Using the records below, locate all lines containing "ЗДРАВООХРАНЕНИЯ" and return them.

** Begin **

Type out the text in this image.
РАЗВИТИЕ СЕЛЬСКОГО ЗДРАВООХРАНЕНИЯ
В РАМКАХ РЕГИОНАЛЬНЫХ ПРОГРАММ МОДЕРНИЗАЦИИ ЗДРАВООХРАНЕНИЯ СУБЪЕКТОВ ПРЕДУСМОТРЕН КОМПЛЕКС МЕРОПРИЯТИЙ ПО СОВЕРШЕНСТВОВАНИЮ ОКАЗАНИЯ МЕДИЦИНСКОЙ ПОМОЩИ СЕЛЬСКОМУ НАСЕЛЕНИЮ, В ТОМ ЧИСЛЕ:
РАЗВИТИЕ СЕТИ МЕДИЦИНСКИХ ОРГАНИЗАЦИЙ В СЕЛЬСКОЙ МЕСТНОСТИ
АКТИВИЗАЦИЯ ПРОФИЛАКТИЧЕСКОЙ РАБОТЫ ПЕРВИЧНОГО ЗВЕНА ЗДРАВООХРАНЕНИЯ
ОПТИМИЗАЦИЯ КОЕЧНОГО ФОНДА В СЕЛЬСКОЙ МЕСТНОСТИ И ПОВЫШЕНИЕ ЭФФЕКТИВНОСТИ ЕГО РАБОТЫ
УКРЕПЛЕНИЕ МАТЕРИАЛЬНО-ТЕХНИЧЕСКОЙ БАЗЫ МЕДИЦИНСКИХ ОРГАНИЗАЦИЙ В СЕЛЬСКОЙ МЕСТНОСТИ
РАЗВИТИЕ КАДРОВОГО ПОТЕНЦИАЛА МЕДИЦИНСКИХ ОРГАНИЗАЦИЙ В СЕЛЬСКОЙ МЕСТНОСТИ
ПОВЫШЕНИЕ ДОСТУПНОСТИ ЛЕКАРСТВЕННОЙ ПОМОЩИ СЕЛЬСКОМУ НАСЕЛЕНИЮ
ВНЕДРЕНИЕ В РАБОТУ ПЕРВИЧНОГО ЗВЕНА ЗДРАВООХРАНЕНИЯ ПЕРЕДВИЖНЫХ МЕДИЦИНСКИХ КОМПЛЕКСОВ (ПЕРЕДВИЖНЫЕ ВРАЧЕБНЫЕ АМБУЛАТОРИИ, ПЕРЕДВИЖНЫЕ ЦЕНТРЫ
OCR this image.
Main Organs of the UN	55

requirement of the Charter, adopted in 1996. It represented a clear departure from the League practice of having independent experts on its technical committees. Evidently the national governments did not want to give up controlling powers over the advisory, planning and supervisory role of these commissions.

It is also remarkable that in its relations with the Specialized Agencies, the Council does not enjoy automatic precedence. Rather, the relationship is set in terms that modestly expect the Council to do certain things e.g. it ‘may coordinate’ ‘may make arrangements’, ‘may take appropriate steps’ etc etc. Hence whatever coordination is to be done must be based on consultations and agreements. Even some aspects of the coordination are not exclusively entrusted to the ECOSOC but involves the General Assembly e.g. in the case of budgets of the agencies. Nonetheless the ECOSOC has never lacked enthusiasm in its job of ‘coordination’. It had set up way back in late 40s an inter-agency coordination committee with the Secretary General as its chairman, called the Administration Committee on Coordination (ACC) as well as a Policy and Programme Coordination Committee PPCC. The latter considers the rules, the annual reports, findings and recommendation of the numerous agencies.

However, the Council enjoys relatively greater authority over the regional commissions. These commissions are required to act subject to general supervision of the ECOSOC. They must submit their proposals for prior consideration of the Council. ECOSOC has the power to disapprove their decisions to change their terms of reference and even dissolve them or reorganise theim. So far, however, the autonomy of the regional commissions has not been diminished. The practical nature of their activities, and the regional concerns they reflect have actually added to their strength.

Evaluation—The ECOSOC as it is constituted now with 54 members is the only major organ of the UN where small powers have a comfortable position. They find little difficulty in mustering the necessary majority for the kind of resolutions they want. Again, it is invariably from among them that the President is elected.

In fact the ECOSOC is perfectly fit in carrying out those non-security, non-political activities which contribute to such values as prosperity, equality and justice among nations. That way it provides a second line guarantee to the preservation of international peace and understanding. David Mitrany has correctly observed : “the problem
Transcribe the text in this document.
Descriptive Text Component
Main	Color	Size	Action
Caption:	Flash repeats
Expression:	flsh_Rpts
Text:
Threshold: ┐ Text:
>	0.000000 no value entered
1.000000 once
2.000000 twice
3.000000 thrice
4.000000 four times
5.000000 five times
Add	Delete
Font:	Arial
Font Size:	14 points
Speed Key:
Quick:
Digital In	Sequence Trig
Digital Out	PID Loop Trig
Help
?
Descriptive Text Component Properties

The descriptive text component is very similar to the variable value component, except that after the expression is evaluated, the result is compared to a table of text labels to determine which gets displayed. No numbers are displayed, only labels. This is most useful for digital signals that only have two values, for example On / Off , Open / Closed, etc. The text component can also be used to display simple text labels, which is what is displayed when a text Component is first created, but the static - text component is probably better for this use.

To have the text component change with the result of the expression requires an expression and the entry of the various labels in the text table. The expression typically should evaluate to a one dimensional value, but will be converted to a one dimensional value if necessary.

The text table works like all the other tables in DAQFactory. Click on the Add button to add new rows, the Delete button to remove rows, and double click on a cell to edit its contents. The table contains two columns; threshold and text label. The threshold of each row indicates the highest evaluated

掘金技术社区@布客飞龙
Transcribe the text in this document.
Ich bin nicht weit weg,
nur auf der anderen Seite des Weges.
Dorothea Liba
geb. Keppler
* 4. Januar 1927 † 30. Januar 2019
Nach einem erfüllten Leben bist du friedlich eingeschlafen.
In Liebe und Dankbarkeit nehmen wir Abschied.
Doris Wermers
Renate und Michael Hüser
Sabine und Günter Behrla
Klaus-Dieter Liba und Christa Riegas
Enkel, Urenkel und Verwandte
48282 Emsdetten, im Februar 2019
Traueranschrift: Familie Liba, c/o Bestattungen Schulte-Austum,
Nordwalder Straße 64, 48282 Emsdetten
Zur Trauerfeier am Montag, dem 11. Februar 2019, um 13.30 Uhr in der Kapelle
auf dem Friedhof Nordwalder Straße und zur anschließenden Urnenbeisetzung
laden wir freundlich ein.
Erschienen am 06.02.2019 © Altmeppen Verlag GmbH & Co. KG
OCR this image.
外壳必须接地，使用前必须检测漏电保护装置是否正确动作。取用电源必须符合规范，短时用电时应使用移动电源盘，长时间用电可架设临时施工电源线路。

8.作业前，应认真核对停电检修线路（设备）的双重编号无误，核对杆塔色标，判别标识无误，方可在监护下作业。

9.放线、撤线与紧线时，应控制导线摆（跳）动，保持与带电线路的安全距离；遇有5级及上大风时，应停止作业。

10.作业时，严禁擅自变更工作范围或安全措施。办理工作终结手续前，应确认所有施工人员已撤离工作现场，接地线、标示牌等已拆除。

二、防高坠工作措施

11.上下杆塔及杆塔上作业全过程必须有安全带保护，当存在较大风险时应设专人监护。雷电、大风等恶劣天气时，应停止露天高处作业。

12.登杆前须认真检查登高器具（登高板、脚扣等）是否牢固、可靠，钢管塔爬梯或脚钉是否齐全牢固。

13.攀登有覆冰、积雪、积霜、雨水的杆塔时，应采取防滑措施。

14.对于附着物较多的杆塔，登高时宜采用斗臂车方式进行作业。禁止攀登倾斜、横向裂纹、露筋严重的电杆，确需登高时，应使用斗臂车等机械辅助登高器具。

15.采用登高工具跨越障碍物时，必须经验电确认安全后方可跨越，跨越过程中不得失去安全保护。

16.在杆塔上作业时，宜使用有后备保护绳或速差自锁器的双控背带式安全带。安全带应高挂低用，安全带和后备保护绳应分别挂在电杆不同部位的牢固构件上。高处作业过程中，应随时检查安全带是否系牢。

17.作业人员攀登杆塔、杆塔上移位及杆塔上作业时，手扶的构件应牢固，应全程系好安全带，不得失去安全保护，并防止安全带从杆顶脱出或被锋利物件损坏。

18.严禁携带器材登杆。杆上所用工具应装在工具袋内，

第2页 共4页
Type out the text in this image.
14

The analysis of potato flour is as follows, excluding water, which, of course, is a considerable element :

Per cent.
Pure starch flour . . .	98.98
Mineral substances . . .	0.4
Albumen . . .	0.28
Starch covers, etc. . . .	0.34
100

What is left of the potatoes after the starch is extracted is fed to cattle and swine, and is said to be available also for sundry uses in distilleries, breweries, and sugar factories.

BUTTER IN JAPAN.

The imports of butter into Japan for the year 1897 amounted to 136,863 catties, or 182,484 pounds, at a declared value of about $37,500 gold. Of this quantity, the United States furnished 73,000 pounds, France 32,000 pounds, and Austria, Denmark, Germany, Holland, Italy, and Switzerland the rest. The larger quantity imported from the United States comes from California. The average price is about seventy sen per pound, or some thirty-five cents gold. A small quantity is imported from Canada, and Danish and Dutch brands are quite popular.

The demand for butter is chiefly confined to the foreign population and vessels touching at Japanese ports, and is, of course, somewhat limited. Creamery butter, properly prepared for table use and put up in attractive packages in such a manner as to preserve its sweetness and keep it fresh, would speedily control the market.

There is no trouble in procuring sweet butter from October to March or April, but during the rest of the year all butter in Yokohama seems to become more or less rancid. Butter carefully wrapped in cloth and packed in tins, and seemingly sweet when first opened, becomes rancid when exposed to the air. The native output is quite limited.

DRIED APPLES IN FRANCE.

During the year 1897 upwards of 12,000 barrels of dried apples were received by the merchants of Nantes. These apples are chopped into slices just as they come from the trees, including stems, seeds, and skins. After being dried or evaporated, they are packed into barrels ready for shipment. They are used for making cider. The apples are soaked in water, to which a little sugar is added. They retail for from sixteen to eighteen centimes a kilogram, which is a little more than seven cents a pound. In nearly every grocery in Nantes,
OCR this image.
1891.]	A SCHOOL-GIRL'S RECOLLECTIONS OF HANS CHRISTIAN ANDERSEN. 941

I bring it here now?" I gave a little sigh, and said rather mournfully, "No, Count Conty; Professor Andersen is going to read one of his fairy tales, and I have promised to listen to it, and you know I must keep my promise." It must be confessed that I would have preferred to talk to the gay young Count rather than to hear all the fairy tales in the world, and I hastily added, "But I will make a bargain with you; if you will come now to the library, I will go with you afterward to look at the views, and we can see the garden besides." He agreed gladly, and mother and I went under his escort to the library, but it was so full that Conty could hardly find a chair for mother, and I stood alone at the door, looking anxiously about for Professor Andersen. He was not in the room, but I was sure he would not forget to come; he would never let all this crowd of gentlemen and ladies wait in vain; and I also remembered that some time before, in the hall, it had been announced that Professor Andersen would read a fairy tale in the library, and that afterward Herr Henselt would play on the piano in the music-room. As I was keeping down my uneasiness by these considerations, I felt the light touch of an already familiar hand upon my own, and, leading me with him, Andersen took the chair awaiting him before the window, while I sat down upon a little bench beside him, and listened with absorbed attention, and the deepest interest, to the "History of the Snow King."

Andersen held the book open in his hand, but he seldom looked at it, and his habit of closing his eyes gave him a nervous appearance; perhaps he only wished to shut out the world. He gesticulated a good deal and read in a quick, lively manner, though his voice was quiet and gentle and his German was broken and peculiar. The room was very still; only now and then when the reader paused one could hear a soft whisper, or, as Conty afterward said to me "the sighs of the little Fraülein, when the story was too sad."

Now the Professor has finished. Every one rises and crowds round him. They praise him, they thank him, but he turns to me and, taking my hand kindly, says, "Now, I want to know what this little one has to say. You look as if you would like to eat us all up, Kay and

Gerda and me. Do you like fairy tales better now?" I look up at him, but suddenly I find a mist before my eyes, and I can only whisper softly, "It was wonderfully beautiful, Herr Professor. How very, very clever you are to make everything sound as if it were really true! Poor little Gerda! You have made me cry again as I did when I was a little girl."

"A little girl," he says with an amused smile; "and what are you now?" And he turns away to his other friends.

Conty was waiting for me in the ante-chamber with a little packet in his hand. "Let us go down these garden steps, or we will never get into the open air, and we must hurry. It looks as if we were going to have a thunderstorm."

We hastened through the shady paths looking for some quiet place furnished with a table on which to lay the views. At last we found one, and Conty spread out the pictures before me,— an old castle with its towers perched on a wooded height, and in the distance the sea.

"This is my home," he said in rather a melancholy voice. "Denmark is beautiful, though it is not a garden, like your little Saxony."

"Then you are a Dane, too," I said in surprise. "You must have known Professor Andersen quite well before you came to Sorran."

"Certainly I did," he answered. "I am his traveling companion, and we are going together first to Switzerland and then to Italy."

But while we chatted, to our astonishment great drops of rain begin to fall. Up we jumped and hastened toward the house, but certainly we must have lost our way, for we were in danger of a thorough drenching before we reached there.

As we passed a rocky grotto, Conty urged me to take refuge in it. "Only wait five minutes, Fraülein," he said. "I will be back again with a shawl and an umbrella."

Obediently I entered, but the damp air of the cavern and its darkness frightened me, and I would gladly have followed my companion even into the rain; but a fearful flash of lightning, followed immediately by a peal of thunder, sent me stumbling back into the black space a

** End **

» Full solution
РАЗВИТИЕ СЕЛЬСКОГО ЗДРАВООХРАНЕНИЯ
В РАМКАХ РЕГИОНАЛЬНЫХ ПРОГРАММ МОДЕРНИЗАЦИИ ЗДРАВООХРАНЕНИЯ СУБЪЕКТОВ ПРЕДУСМОТРЕН КОМПЛЕКС МЕРОПРИЯТИЙ ПО СОВЕРШЕНСТВОВАНИЮ ОКАЗАНИЯ МЕДИЦИНСКОЙ ПОМОЩИ СЕЛЬСКОМУ НАСЕЛЕНИЮ, В ТОМ ЧИСЛЕ:
АКТИВИЗАЦИЯ ПРОФИЛАКТИЧЕСКОЙ РАБОТЫ ПЕРВИЧНОГО ЗВЕНА ЗДРАВООХРАНЕНИЯ
ВНЕДРЕНИЕ В РАБОТУ ПЕРВИЧНОГО ЗВЕНА ЗДРАВООХРАНЕНИЯ ПЕРЕДВИЖНЫХ МЕДИЦИНСКИХ КОМПЛЕКСОВ (ПЕРЕДВИЖНЫЕ ВРАЧЕБНЫЕ АМБУЛАТОРИИ, ПЕРЕДВИЖНЫЕ ЦЕНТРЫ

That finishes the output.